Aim:
Repeat the entire listing exactly.

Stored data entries
_ _ _ _

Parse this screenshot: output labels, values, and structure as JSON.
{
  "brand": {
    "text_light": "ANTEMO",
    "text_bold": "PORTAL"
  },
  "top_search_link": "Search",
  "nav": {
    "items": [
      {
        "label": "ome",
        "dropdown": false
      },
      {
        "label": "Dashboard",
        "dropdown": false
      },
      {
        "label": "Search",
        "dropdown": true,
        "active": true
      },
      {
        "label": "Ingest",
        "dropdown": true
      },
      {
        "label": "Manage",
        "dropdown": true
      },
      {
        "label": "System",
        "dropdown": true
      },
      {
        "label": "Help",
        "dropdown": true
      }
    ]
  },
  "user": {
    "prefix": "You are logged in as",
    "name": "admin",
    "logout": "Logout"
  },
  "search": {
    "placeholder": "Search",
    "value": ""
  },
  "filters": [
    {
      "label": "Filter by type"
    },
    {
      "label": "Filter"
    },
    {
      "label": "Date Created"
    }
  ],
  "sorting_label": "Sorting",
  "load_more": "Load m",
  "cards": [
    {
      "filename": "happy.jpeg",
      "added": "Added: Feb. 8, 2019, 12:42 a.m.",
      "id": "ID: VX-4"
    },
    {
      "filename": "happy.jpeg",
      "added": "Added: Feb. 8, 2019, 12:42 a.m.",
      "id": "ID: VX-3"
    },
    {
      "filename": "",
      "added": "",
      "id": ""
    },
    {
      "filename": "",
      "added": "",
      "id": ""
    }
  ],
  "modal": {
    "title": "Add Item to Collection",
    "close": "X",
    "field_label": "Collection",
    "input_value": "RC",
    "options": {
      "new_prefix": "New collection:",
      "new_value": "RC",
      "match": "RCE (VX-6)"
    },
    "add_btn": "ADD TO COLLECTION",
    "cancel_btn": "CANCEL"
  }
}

_ _ _ _

Task result:
Parse this screenshot: output labels, values, and structure as JSON.
{
  "brand": {
    "text_light": "ANTEMO",
    "text_bold": "PORTAL"
  },
  "top_search_link": "Search",
  "nav": {
    "items": [
      {
        "label": "ome",
        "dropdown": false
      },
      {
        "label": "Dashboard",
        "dropdown": false
      },
      {
        "label": "Search",
        "dropdown": true,
        "active": true
      },
      {
        "label": "Ingest",
        "dropdown": true
      },
      {
        "label": "Manage",
        "dropdown": true
      },
      {
        "label": "System",
        "dropdown": true
      },
      {
        "label": "Help",
        "dropdown": true
      }
    ]
  },
  "user": {
    "prefix": "You are logged in as",
    "name": "admin",
    "logout": "Logout"
  },
  "search": {
    "placeholder": "Search",
    "value": ""
  },
  "filters": [
    {
      "label": "Filter by type"
    },
    {
      "label": "Filter"
    },
    {
      "label": "Date Created"
    }
  ],
  "sorting_label": "Sorting",
  "load_more": "Load m",
  "cards": [
    {
      "filename": "happy.jpeg",
      "added": "Added: Feb. 8, 2019, 12:42 a.m.",
      "id": "ID: VX-4"
    },
    {
      "filename": "happy.jpeg",
      "added": "Added: Feb. 8, 2019, 12:42 a.m.",
      "id": "ID: VX-3"
    },
    {
      "filename": "",
      "added": "",
      "id": ""
    },
    {
      "filename": "",
      "added": "",
      "id": ""
    }
  ],
  "modal": {
    "title": "Add Item to Collection",
    "close": "X",
    "field_label": "Collection",
    "input_value": "RC",
    "options": {
      "new_prefix": "New collection:",
      "new_value": "RC",
      "match": "RCE (VX-6)"
    },
    "add_btn": "ADD TO COLLECTION",
    "cancel_btn": "CANCEL"
  }
}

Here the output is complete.